Stated goal:
Make an exact copy of all the data.

[Recorded data]
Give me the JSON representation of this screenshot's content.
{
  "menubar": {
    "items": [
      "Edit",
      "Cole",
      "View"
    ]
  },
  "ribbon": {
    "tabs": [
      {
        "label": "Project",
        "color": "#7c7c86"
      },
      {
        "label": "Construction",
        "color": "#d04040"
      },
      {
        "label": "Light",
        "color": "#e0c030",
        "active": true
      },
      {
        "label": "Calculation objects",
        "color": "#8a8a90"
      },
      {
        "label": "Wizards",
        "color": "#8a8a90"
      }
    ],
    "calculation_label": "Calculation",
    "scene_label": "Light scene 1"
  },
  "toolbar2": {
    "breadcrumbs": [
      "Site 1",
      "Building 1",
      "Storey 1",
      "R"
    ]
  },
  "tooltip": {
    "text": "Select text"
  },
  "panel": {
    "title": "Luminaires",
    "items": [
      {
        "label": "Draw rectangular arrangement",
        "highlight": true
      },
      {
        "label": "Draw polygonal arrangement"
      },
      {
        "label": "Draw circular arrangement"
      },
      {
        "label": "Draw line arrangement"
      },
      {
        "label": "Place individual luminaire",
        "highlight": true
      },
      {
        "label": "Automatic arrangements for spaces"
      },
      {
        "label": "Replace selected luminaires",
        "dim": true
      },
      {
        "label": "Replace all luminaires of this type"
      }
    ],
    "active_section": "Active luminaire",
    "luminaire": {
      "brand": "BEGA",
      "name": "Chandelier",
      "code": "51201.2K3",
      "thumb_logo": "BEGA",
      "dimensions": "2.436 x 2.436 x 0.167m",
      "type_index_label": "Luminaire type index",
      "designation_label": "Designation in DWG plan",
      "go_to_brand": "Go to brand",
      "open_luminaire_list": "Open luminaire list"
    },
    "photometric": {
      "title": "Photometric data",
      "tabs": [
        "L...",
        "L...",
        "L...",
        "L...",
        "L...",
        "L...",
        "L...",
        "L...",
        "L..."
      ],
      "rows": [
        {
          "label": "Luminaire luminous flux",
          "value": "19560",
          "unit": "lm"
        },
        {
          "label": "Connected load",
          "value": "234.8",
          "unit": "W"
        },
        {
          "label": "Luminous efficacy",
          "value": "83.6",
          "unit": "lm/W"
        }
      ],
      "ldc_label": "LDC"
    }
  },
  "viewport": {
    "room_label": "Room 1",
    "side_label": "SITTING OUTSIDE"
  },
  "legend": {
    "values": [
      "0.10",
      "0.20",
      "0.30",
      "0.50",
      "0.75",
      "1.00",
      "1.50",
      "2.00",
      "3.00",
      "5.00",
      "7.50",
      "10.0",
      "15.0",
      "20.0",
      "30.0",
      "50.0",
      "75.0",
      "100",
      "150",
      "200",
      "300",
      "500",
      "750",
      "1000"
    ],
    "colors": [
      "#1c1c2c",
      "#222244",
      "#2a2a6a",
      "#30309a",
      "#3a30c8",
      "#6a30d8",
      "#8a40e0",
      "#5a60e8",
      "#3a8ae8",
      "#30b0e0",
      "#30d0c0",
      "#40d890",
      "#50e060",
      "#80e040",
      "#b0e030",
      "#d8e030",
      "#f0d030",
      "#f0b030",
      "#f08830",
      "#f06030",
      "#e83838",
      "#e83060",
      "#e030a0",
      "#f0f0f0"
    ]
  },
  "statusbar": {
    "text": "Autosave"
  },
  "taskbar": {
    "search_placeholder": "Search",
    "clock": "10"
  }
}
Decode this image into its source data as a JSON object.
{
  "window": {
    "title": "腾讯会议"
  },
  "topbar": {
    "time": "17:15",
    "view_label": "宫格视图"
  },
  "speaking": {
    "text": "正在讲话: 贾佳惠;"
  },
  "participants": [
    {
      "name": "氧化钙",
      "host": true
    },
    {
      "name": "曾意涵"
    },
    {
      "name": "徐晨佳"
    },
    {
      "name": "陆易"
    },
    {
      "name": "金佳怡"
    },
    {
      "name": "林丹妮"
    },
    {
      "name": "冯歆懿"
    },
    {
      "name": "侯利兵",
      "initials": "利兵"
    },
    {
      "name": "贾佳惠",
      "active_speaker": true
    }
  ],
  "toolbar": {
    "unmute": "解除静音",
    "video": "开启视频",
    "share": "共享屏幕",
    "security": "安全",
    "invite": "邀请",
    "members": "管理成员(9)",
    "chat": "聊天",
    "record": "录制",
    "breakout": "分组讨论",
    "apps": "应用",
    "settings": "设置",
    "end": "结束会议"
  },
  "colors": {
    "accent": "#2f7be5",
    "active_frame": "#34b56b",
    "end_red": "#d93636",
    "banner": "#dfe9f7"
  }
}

Reply:
Give me the JSON representation of this screenshot's content.
{
  "menubar": {
    "items": [
      "Edit",
      "Cole",
      "View"
    ]
  },
  "ribbon": {
    "tabs": [
      {
        "label": "Project",
        "color": "#7c7c86"
      },
      {
        "label": "Construction",
        "color": "#d04040"
      },
      {
        "label": "Light",
        "color": "#e0c030",
        "active": true
      },
      {
        "label": "Calculation objects",
        "color": "#8a8a90"
      },
      {
        "label": "Wizards",
        "color": "#8a8a90"
      }
    ],
    "calculation_label": "Calculation",
    "scene_label": "Light scene 1"
  },
  "toolbar2": {
    "breadcrumbs": [
      "Site 1",
      "Building 1",
      "Storey 1",
      "R"
    ]
  },
  "tooltip": {
    "text": "Select text"
  },
  "panel": {
    "title": "Luminaires",
    "items": [
      {
        "label": "Draw rectangular arrangement",
        "highlight": true
      },
      {
        "label": "Draw polygonal arrangement"
      },
      {
        "label": "Draw circular arrangement"
      },
      {
        "label": "Draw line arrangement"
      },
      {
        "label": "Place individual luminaire",
        "highlight": true
      },
      {
        "label": "Automatic arrangements for spaces"
      },
      {
        "label": "Replace selected luminaires",
        "dim": true
      },
      {
        "label": "Replace all luminaires of this type"
      }
    ],
    "active_section": "Active luminaire",
    "luminaire": {
      "brand": "BEGA",
      "name": "Chandelier",
      "code": "51201.2K3",
      "thumb_logo": "BEGA",
      "dimensions": "2.436 x 2.436 x 0.167m",
      "type_index_label": "Luminaire type index",
      "designation_label": "Designation in DWG plan",
      "go_to_brand": "Go to brand",
      "open_luminaire_list": "Open luminaire list"
    },
    "photometric": {
      "title": "Photometric data",
      "tabs": [
        "L...",
        "L...",
        "L...",
        "L...",
        "L...",
        "L...",
        "L...",
        "L...",
        "L..."
      ],
      "rows": [
        {
          "label": "Luminaire luminous flux",
          "value": "19560",
          "unit": "lm"
        },
        {
          "label": "Connected load",
          "value": "234.8",
          "unit": "W"
        },
        {
          "label": "Luminous efficacy",
          "value": "83.6",
          "unit": "lm/W"
        }
      ],
      "ldc_label": "LDC"
    }
  },
  "viewport": {
    "room_label": "Room 1",
    "side_label": "SITTING OUTSIDE"
  },
  "legend": {
    "values": [
      "0.10",
      "0.20",
      "0.30",
      "0.50",
      "0.75",
      "1.00",
      "1.50",
      "2.00",
      "3.00",
      "5.00",
      "7.50",
      "10.0",
      "15.0",
      "20.0",
      "30.0",
      "50.0",
      "75.0",
      "100",
      "150",
      "200",
      "300",
      "500",
      "750",
      "1000"
    ],
    "colors": [
      "#1c1c2c",
      "#222244",
      "#2a2a6a",
      "#30309a",
      "#3a30c8",
      "#6a30d8",
      "#8a40e0",
      "#5a60e8",
      "#3a8ae8",
      "#30b0e0",
      "#30d0c0",
      "#40d890",
      "#50e060",
      "#80e040",
      "#b0e030",
      "#d8e030",
      "#f0d030",
      "#f0b030",
      "#f08830",
      "#f06030",
      "#e83838",
      "#e83060",
      "#e030a0",
      "#f0f0f0"
    ]
  },
  "statusbar": {
    "text": "Autosave"
  },
  "taskbar": {
    "search_placeholder": "Search",
    "clock": "10"
  }
}
Decode this image into its source data as a JSON object.
{
  "window": {
    "title": "腾讯会议"
  },
  "topbar": {
    "time": "17:15",
    "view_label": "宫格视图"
  },
  "speaking": {
    "text": "正在讲话: 贾佳惠;"
  },
  "participants": [
    {
      "name": "氧化钙",
      "host": true
    },
    {
      "name": "曾意涵"
    },
    {
      "name": "徐晨佳"
    },
    {
      "name": "陆易"
    },
    {
      "name": "金佳怡"
    },
    {
      "name": "林丹妮"
    },
    {
      "name": "冯歆懿"
    },
    {
      "name": "侯利兵",
      "initials": "利兵"
    },
    {
      "name": "贾佳惠",
      "active_speaker": true
    }
  ],
  "toolbar": {
    "unmute": "解除静音",
    "video": "开启视频",
    "share": "共享屏幕",
    "security": "安全",
    "invite": "邀请",
    "members": "管理成员(9)",
    "chat": "聊天",
    "record": "录制",
    "breakout": "分组讨论",
    "apps": "应用",
    "settings": "设置",
    "end": "结束会议"
  },
  "colors": {
    "accent": "#2f7be5",
    "active_frame": "#34b56b",
    "end_red": "#d93636",
    "banner": "#dfe9f7"
  }
}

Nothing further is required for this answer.